start RECORDS FOR THE EXERCISE
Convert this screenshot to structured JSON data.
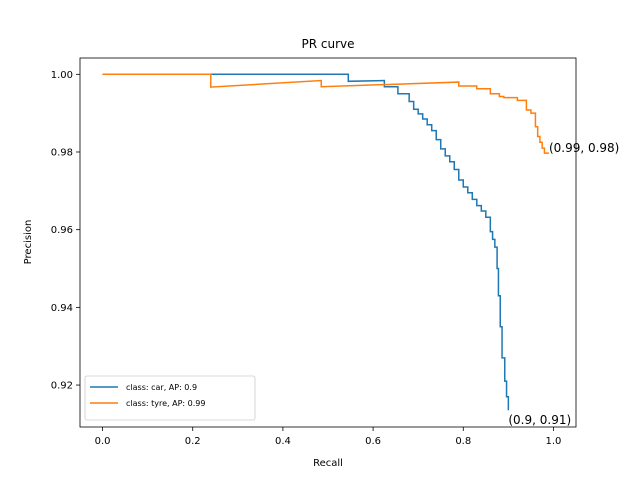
{
  "chart_data": {
    "type": "line",
    "title": "PR curve",
    "xlabel": "Recall",
    "ylabel": "Precision",
    "xlim": [
      -0.05,
      1.05
    ],
    "ylim": [
      0.9092,
      1.0042
    ],
    "xticks": [
      0.0,
      0.2,
      0.4,
      0.6,
      0.8,
      1.0
    ],
    "xtick_labels": [
      "0.0",
      "0.2",
      "0.4",
      "0.6",
      "0.8",
      "1.0"
    ],
    "yticks": [
      0.92,
      0.94,
      0.96,
      0.98,
      1.0
    ],
    "ytick_labels": [
      "0.92",
      "0.94",
      "0.96",
      "0.98",
      "1.00"
    ],
    "grid": false,
    "legend_position": "bottom-left",
    "series": [
      {
        "name": "class: car, AP: 0.9",
        "color": "#1f77b4",
        "points": [
          [
            0.0,
            1.0
          ],
          [
            0.545,
            1.0
          ],
          [
            0.545,
            0.9982
          ],
          [
            0.625,
            0.9984
          ],
          [
            0.625,
            0.9968
          ],
          [
            0.655,
            0.9968
          ],
          [
            0.655,
            0.995
          ],
          [
            0.68,
            0.995
          ],
          [
            0.68,
            0.993
          ],
          [
            0.69,
            0.993
          ],
          [
            0.69,
            0.991
          ],
          [
            0.7,
            0.991
          ],
          [
            0.7,
            0.9898
          ],
          [
            0.71,
            0.9898
          ],
          [
            0.71,
            0.9885
          ],
          [
            0.72,
            0.9885
          ],
          [
            0.72,
            0.987
          ],
          [
            0.73,
            0.987
          ],
          [
            0.73,
            0.9855
          ],
          [
            0.74,
            0.9855
          ],
          [
            0.74,
            0.9832
          ],
          [
            0.75,
            0.9832
          ],
          [
            0.75,
            0.9808
          ],
          [
            0.76,
            0.9808
          ],
          [
            0.76,
            0.979
          ],
          [
            0.77,
            0.979
          ],
          [
            0.77,
            0.9775
          ],
          [
            0.78,
            0.9775
          ],
          [
            0.78,
            0.9755
          ],
          [
            0.79,
            0.9755
          ],
          [
            0.79,
            0.9728
          ],
          [
            0.8,
            0.9728
          ],
          [
            0.8,
            0.971
          ],
          [
            0.81,
            0.971
          ],
          [
            0.81,
            0.9695
          ],
          [
            0.82,
            0.9695
          ],
          [
            0.82,
            0.9678
          ],
          [
            0.83,
            0.9678
          ],
          [
            0.83,
            0.9662
          ],
          [
            0.84,
            0.9662
          ],
          [
            0.84,
            0.9648
          ],
          [
            0.85,
            0.9648
          ],
          [
            0.85,
            0.9632
          ],
          [
            0.86,
            0.9632
          ],
          [
            0.86,
            0.9595
          ],
          [
            0.865,
            0.9595
          ],
          [
            0.865,
            0.9575
          ],
          [
            0.87,
            0.9575
          ],
          [
            0.87,
            0.9555
          ],
          [
            0.875,
            0.9555
          ],
          [
            0.875,
            0.95
          ],
          [
            0.878,
            0.95
          ],
          [
            0.878,
            0.943
          ],
          [
            0.882,
            0.943
          ],
          [
            0.882,
            0.935
          ],
          [
            0.886,
            0.935
          ],
          [
            0.886,
            0.927
          ],
          [
            0.892,
            0.927
          ],
          [
            0.892,
            0.921
          ],
          [
            0.896,
            0.921
          ],
          [
            0.896,
            0.917
          ],
          [
            0.9,
            0.917
          ],
          [
            0.9,
            0.9135
          ]
        ]
      },
      {
        "name": "class: tyre, AP: 0.99",
        "color": "#ff7f0e",
        "points": [
          [
            0.0,
            1.0
          ],
          [
            0.24,
            1.0
          ],
          [
            0.24,
            0.9967
          ],
          [
            0.485,
            0.9984
          ],
          [
            0.485,
            0.9968
          ],
          [
            0.79,
            0.998
          ],
          [
            0.79,
            0.997
          ],
          [
            0.83,
            0.997
          ],
          [
            0.83,
            0.9963
          ],
          [
            0.86,
            0.9963
          ],
          [
            0.86,
            0.995
          ],
          [
            0.88,
            0.995
          ],
          [
            0.88,
            0.9943
          ],
          [
            0.89,
            0.9943
          ],
          [
            0.89,
            0.994
          ],
          [
            0.92,
            0.994
          ],
          [
            0.92,
            0.9933
          ],
          [
            0.94,
            0.9933
          ],
          [
            0.94,
            0.9908
          ],
          [
            0.95,
            0.9908
          ],
          [
            0.95,
            0.99
          ],
          [
            0.96,
            0.99
          ],
          [
            0.96,
            0.9865
          ],
          [
            0.965,
            0.9865
          ],
          [
            0.965,
            0.984
          ],
          [
            0.97,
            0.984
          ],
          [
            0.97,
            0.9825
          ],
          [
            0.975,
            0.9825
          ],
          [
            0.975,
            0.981
          ],
          [
            0.98,
            0.981
          ],
          [
            0.98,
            0.9797
          ],
          [
            0.99,
            0.9797
          ]
        ]
      }
    ],
    "annotations": [
      {
        "text": "(0.99, 0.98)",
        "x": 0.99,
        "y": 0.98
      },
      {
        "text": "(0.9, 0.91)",
        "x": 0.9,
        "y": 0.91
      }
    ]
  }
}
end RECORDS FOR THE EXERCISE
**DIRECTIONS FOR THIS TASK:** Check every line for "name" and show the ones that have it.

**TASK ANSWER:**
        "name": "class: car, AP: 0.9",
        "name": "class: tyre, AP: 0.99",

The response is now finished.